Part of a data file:
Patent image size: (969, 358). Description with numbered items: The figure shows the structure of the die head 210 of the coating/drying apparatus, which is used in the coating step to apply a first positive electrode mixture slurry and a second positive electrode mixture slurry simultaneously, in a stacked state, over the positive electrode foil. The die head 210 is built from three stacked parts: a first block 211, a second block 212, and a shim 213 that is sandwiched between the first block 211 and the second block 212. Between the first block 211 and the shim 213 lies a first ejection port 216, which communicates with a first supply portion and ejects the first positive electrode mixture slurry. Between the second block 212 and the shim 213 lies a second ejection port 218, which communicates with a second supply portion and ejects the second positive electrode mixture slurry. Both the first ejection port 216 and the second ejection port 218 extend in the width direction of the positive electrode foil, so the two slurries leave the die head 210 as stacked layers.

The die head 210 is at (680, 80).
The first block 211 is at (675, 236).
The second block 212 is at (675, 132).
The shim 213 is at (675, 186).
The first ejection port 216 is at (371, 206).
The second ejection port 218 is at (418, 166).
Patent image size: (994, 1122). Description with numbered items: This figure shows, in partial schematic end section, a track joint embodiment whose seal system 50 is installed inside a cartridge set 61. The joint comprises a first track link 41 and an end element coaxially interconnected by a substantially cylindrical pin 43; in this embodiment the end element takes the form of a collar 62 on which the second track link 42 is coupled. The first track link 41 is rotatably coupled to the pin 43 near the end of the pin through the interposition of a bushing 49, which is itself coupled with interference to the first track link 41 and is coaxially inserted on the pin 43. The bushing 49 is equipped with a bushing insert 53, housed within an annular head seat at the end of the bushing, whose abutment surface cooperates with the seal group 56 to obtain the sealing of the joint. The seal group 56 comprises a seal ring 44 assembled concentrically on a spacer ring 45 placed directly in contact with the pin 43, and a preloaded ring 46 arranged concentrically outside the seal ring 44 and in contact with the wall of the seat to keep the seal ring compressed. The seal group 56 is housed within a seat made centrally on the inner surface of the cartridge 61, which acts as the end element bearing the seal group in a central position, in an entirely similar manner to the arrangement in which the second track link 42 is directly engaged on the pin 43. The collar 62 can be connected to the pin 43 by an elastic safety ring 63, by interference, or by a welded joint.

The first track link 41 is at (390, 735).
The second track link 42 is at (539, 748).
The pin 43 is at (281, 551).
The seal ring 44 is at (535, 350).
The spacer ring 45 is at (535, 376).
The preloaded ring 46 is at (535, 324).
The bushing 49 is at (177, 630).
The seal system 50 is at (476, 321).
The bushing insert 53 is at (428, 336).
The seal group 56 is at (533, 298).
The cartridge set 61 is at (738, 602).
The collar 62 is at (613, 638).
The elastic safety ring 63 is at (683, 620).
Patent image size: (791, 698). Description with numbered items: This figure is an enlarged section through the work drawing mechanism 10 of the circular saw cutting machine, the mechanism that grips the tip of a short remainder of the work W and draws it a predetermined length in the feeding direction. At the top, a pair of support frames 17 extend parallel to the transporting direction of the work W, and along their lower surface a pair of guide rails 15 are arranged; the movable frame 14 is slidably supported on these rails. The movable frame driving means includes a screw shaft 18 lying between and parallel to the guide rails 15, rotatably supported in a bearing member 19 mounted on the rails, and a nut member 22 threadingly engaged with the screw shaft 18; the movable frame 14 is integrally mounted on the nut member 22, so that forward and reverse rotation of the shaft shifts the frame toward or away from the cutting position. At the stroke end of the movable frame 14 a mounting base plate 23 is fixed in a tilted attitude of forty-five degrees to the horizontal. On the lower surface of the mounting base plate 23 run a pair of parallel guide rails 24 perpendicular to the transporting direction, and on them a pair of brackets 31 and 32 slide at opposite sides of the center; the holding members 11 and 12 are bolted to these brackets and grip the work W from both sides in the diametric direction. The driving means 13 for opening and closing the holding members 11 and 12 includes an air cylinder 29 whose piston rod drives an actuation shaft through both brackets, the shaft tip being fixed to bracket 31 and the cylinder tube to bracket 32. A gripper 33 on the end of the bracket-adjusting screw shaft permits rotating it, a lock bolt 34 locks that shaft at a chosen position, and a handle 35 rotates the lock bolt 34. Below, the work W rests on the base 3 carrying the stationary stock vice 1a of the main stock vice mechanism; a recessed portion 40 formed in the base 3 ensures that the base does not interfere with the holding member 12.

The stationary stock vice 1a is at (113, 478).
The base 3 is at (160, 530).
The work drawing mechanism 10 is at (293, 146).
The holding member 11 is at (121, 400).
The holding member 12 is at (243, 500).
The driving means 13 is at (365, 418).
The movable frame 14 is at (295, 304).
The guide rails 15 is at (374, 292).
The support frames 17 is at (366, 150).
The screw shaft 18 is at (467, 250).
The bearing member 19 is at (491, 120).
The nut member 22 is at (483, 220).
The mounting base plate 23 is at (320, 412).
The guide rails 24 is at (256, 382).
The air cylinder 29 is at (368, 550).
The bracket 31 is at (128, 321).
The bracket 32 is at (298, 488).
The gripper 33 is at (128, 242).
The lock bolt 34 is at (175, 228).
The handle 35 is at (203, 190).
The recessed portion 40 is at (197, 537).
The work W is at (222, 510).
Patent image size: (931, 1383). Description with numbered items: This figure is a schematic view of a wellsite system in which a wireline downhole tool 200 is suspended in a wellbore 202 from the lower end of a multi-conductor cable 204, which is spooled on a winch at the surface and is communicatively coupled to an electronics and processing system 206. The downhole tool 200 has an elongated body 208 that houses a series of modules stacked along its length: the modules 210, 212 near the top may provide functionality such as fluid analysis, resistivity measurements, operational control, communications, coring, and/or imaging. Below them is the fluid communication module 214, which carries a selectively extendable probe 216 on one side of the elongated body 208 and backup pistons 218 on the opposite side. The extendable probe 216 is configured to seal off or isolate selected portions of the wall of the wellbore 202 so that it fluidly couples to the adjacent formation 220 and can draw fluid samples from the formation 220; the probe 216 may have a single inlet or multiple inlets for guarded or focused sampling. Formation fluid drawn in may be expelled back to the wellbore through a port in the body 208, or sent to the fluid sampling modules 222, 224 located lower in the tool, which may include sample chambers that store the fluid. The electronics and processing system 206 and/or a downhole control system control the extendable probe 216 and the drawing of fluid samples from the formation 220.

Short problem: Lay out every line of the items above as a numbered list, omitting the blank lines.

Task response:
1. Patent image size: (969, 358). Description with numbered items: The figure shows the structure of the die head 210 of the coating/drying apparatus, which is used in the coating step to apply a first positive electrode mixture slurry and a second positive electrode mixture slurry simultaneously, in a stacked state, over the positive electrode foil. The die head 210 is built from three stacked parts: a first block 211, a second block 212, and a shim 213 that is sandwiched between the first block 211 and the second block 212. Between the first block 211 and the shim 213 lies a first ejection port 216, which communicates with a first supply portion and ejects the first positive electrode mixture slurry. Between the second block 212 and the shim 213 lies a second ejection port 218, which communicates with a second supply portion and ejects the second positive electrode mixture slurry. Both the first ejection port 216 and the second ejection port 218 extend in the width direction of the positive electrode foil, so the two slurries leave the die head 210 as stacked layers.
2. The die head 210 is at (680, 80).
3. The first block 211 is at (675, 236).
4. The second block 212 is at (675, 132).
5. The shim 213 is at (675, 186).
6. The first ejection port 216 is at (371, 206).
7. The second ejection port 218 is at (418, 166).
8. Patent image size: (994, 1122). Description with numbered items: This figure shows, in partial schematic end section, a track joint embodiment whose seal system 50 is installed inside a cartridge set 61. The joint comprises a first track link 41 and an end element coaxially interconnected by a substantially cylindrical pin 43; in this embodiment the end element takes the form of a collar 62 on which the second track link 42 is coupled. The first track link 41 is rotatably coupled to the pin 43 near the end of the pin through the interposition of a bushing 49, which is itself coupled with interference to the first track link 41 and is coaxially inserted on the pin 43. The bushing 49 is equipped with a bushing insert 53, housed within an annular head seat at the end of the bushing, whose abutment surface cooperates with the seal group 56 to obtain the sealing of the joint. The seal group 56 comprises a seal ring 44 assembled concentrically on a spacer ring 45 placed directly in contact with the pin 43, and a preloaded ring 46 arranged concentrically outside the seal ring 44 and in contact with the wall of the seat to keep the seal ring compressed. The seal group 56 is housed within a seat made centrally on the inner surface of the cartridge 61, which acts as the end element bearing the seal group in a central position, in an entirely similar manner to the arrangement in which the second track link 42 is directly engaged on the pin 43. The collar 62 can be connected to the pin 43 by an elastic safety ring 63, by interference, or by a welded joint.
9. The first track link 41 is at (390, 735).
10. The second track link 42 is at (539, 748).
11. The pin 43 is at (281, 551).
12. The seal ring 44 is at (535, 350).
13. The spacer ring 45 is at (535, 376).
14. The preloaded ring 46 is at (535, 324).
15. The bushing 49 is at (177, 630).
16. The seal system 50 is at (476, 321).
17. The bushing insert 53 is at (428, 336).
18. The seal group 56 is at (533, 298).
19. The cartridge set 61 is at (738, 602).
20. The collar 62 is at (613, 638).
21. The elastic safety ring 63 is at (683, 620).
22. Patent image size: (791, 698). Description with numbered items: This figure is an enlarged section through the work drawing mechanism 10 of the circular saw cutting machine, the mechanism that grips the tip of a short remainder of the work W and draws it a predetermined length in the feeding direction. At the top, a pair of support frames 17 extend parallel to the transporting direction of the work W, and along their lower surface a pair of guide rails 15 are arranged; the movable frame 14 is slidably supported on these rails. The movable frame driving means includes a screw shaft 18 lying between and parallel to the guide rails 15, rotatably supported in a bearing member 19 mounted on the rails, and a nut member 22 threadingly engaged with the screw shaft 18; the movable frame 14 is integrally mounted on the nut member 22, so that forward and reverse rotation of the shaft shifts the frame toward or away from the cutting position. At the stroke end of the movable frame 14 a mounting base plate 23 is fixed in a tilted attitude of forty-five degrees to the horizontal. On the lower surface of the mounting base plate 23 run a pair of parallel guide rails 24 perpendicular to the transporting direction, and on them a pair of brackets 31 and 32 slide at opposite sides of the center; the holding members 11 and 12 are bolted to these brackets and grip the work W from both sides in the diametric direction. The driving means 13 for opening and closing the holding members 11 and 12 includes an air cylinder 29 whose piston rod drives an actuation shaft through both brackets, the shaft tip being fixed to bracket 31 and the cylinder tube to bracket 32. A gripper 33 on the end of the bracket-adjusting screw shaft permits rotating it, a lock bolt 34 locks that shaft at a chosen position, and a handle 35 rotates the lock bolt 34. Below, the work W rests on the base 3 carrying the stationary stock vice 1a of the main stock vice mechanism; a recessed portion 40 formed in the base 3 ensures that the base does not interfere with the holding member 12.
23. The stationary stock vice 1a is at (113, 478).
24. The base 3 is at (160, 530).
25. The work drawing mechanism 10 is at (293, 146).
26. The holding member 11 is at (121, 400).
27. The holding member 12 is at (243, 500).
28. The driving means 13 is at (365, 418).
29. The movable frame 14 is at (295, 304).
30. The guide rails 15 is at (374, 292).
31. The support frames 17 is at (366, 150).
32. The screw shaft 18 is at (467, 250).
33. The bearing member 19 is at (491, 120).
34. The nut member 22 is at (483, 220).
35. The mounting base plate 23 is at (320, 412).
36. The guide rails 24 is at (256, 382).
37. The air cylinder 29 is at (368, 550).
38. The bracket 31 is at (128, 321).
39. The bracket 32 is at (298, 488).
40. The gripper 33 is at (128, 242).
41. The lock bolt 34 is at (175, 228).
42. The handle 35 is at (203, 190).
43. The recessed portion 40 is at (197, 537).
44. The work W is at (222, 510).
45. Patent image size: (931, 1383). Description with numbered items: This figure is a schematic view of a wellsite system in which a wireline downhole tool 200 is suspended in a wellbore 202 from the lower end of a multi-conductor cable 204, which is spooled on a winch at the surface and is communicatively coupled to an electronics and processing system 206. The downhole tool 200 has an elongated body 208 that houses a series of modules stacked along its length: the modules 210, 212 near the top may provide functionality such as fluid analysis, resistivity measurements, operational control, communications, coring, and/or imaging. Below them is the fluid communication module 214, which carries a selectively extendable probe 216 on one side of the elongated body 208 and backup pistons 218 on the opposite side. The extendable probe 216 is configured to seal off or isolate selected portions of the wall of the wellbore 202 so that it fluidly couples to the adjacent formation 220 and can draw fluid samples from the formation 220; the probe 216 may have a single inlet or multiple inlets for guarded or focused sampling. Formation fluid drawn in may be expelled back to the wellbore through a port in the body 208, or sent to the fluid sampling modules 222, 224 located lower in the tool, which may include sample chambers that store the fluid. The electronics and processing system 206 and/or a downhole control system control the extendable probe 216 and the drawing of fluid samples from the formation 220.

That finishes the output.